やること 1. ビタミンDの文章の一部を、そのまま書き写してください。「フィンランドでの乳幼児10,000人を対」という言葉がある所から始めて、「ビタミンDとがんとの関連についての研究が進んでおり、多くの報告が示されています。」まで写したら終わりにしてください。
やること 2.
ビタミンDの文章を読んで、次の問いに答えてください。
(a) インフルエンザAにかかる割合が下がったという研究では、ビタミンD3を1日に何IUとっていましたか。
(b) 日本で糖尿病が強く疑われる女性の割合は何%ですか。
(c) フィンランドの研究では、何人の乳幼児が対象になりましたか。
やること 3. ビタミンDの文章は途中で終わっています。最後の文のすぐあとから、続きを書いてください。

活性型ビタミンD3のこのような作用は、行動や精神の健康問題に対する有望な対策として注目されています。

ビタミンD3が十分にあることで、ストレスに関連した問題やうつ病などの精神的トラブルに対しても、より良い対応が期待できるとされています。

④ビタミンDと免疫機能の調節

ビタミンDの免疫強化効果

ビタミンDが免疫系の強化に役立つ可能性があるとされています。

免疫システムは体を病原体から守る重要な役割を果たし、ビタミンDはその機能をサポートすることで、感染症に対する体の抵抗力を高めるとされています。

ビタミンD3とインフルエンザの予防

特に冬場に多く見られる季節性インフルエンザに対して、ビタミンDの効果が注目されています。

冬になると日照時間が短くなり、ビタミンDを自然に生成する機会が減少します。

冬に新聞でよく話題になるインフルエンザですが、ビタミンD3を1日1200 IU摂取することで、インフルエンザAの罹患率が低下するとの研究報告があります。

これはビタミンDが免疫応答を調節し、ウイルスに対する抵抗力を高めるためと考えられています。

⑤ビタミンDと糖尿病

糖尿病:世界および日本の現状

糖尿病は、全世界的に重要な健康問題となっています。

特に日本では、糖尿病が強く疑われる人の数が男性で19.7%、女性で10.8%に上り、推計で約2200万人が糖尿病またはその予備軍であるとされています。

(厚生労働省の国民健康・栄養調査(2019年)による)

ビタミンDと糖尿病リスクの関係

研究によると、血中ビタミンD濃度が高い人は、低い人に比べてタイプ2糖尿病のリスクが64%低いと報告されています。

フィンランドでの乳幼児10,000人を対象にした研究では、ビタミンD(2000IU/日)を摂取することで、タイプ1糖尿病の発症リスクが88%抑制されることが示されました。

ビタミンDの役割と糖尿病予防

これらの研究結果から、ビタミンDがインスリンの機能を支援し、糖尿病のリスクを減少させる可能性があることが示唆されています

ビタミンDは、β細胞の機能を保護し、インスリンの感受性を改善することにより、血糖調節に寄与すると考えられています。

⑥ビタミンDとがん予防の関連性

ビタミンDの役割とがんリスク

ビタミンDとがんとの関連についての研究が進んでおり、多くの報告が示されています。

特に注目されているのは、血中のビタミンD濃度が高い人はがんで亡くなるリスクが低いことを示す研究結果です。

用意された行.
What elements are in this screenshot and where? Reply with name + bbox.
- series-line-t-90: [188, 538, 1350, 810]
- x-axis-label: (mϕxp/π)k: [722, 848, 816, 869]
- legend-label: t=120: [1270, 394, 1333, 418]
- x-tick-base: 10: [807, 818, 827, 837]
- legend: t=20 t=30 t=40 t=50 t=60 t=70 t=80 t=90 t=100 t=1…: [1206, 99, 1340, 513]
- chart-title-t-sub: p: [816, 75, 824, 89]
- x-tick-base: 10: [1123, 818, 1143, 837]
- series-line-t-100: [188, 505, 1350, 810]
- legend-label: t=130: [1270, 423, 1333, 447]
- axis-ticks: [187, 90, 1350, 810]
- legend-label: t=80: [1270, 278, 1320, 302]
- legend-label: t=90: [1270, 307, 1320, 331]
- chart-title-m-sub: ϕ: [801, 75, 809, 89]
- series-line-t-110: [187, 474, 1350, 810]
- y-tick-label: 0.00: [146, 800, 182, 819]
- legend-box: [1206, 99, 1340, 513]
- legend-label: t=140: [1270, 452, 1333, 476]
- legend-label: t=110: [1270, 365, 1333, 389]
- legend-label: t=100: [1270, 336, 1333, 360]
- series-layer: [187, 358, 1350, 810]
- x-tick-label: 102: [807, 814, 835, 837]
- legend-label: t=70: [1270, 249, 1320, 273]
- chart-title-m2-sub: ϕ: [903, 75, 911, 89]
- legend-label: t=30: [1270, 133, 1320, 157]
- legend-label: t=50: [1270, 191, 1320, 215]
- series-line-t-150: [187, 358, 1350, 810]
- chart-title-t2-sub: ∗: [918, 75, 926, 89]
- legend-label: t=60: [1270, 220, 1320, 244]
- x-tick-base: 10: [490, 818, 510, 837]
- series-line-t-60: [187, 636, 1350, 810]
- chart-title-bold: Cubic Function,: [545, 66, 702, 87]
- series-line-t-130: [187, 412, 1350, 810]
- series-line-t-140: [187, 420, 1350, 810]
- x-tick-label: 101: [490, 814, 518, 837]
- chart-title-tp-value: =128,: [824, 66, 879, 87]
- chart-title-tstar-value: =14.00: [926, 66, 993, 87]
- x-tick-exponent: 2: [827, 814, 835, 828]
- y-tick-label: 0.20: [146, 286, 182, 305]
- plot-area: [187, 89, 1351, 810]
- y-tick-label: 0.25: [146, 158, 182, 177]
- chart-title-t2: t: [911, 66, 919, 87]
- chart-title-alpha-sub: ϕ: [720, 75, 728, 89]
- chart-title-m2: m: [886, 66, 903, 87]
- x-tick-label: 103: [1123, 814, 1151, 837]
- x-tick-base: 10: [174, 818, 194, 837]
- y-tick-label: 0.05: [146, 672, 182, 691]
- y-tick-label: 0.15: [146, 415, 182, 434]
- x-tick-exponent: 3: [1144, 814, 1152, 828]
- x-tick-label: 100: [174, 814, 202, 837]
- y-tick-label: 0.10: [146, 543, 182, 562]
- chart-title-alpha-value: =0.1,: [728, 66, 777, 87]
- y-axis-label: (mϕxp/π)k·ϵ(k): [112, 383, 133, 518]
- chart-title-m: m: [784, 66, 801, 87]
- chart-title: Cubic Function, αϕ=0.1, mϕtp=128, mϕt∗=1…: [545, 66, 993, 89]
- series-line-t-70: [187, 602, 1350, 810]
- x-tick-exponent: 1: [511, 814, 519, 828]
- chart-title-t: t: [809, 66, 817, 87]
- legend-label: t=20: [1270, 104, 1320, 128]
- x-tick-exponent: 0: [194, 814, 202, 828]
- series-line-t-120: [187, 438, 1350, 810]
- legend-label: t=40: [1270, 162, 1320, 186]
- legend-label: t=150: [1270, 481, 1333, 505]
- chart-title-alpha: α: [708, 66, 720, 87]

答え 1.
フィンランドでの乳幼児10,000人を対象にした研究では、ビタミンD(2000IU/日)を摂取することで、タイプ1糖尿病の発症リスクが88%抑制されることが示されました。

ビタミンDの役割と糖尿病予防

これらの研究結果から、ビタミンDがインスリンの機能を支援し、糖尿病のリスクを減少させる可能性があることが示唆されています

ビタミンDは、β細胞の機能を保護し、インスリンの感受性を改善することにより、血糖調節に寄与すると考えられています。

⑥ビタミンDとがん予防の関連性

ビタミンDの役割とがんリスク

ビタミンDとがんとの関連についての研究が進んでおり、多くの報告が示されています。

答え 2.
(a) 1200 IU
(b) 10.8%
(c) 10,000人

答え 3.
ビタミンDは細胞の増殖を調節し、がん細胞の成長を抑制する効果があるとされています。

がん予防としてのビタミンD摂取の重要性

ビタミンDのがん予防効果についての具体的なメカニズムには「がん細胞のアポトーシス(自然死)を促進する」

「新しい血管の形成を阻害することによる栄養素の供給の減少」などがあります。

これにより、がん細胞の成長が抑制されると考えられています。

総合的ながん予防策として

がん予防の一環として、日光浴を通じた自然なビタミンDの生成や、ビタミンDの摂取が推奨されます

ただし、ビタミンDの摂取量には個人差があり、必要な量を超えると健康リスクが高まる場合があります。

医師や栄養士と相談しながら、適切な摂取計画を立てることが重要です。

⑦ビタミンDと妊娠の関係

ビタミンDの役割と妊娠

ビタミンDは、妊娠しやすい体作りにおいて非常に重要な役割を果たしています。

最近の研究により、ビタミンDが子宮内膜の環境を整え、着床に必要であることが明らかにされています。

これは、ビタミンD濃度が子宮内膜の健康状態と直接的に関連していることを示しています。

ビタミンDと女性の生殖健康

40代の女性において、ビタミンD濃度が低いほど卵子の減少が早いことが報告されており、ビタミンD不足が生殖能力に影響を与えることがあります

また、多嚢胞性卵巣症候群(PCOS)の女性は、ビタミンD不足が多いとされ、ビタミンDの補充が排卵率の改善に寄与することが示されています。

体外受精とビタミンD

体外受精においても、ビタミンDの影響は顕著です。

ビタミンD欠乏は体外受精の着床率や妊娠率の低下に関連しており、適切なビタミンD濃度を維持することが成功率を高めることにつながります

また、ビタミンD不足は初期流産や習慣性流産のリスクを高めることが研究で示されています。

ビタミンDと男性の生殖健康

ビタミンD不足は男性においても生殖健康に影響を与え、精子の運動率や正常な形態率の低下が報告されています。

妊娠中のビタミンD摂取の重要性

妊娠中のビタミンD摂取は、子どもの健康にも影響を及ぼします。

適切なビタミンDの摂取は、子どもが小児喘息にかかるリスクを大幅に低下させることが示されています。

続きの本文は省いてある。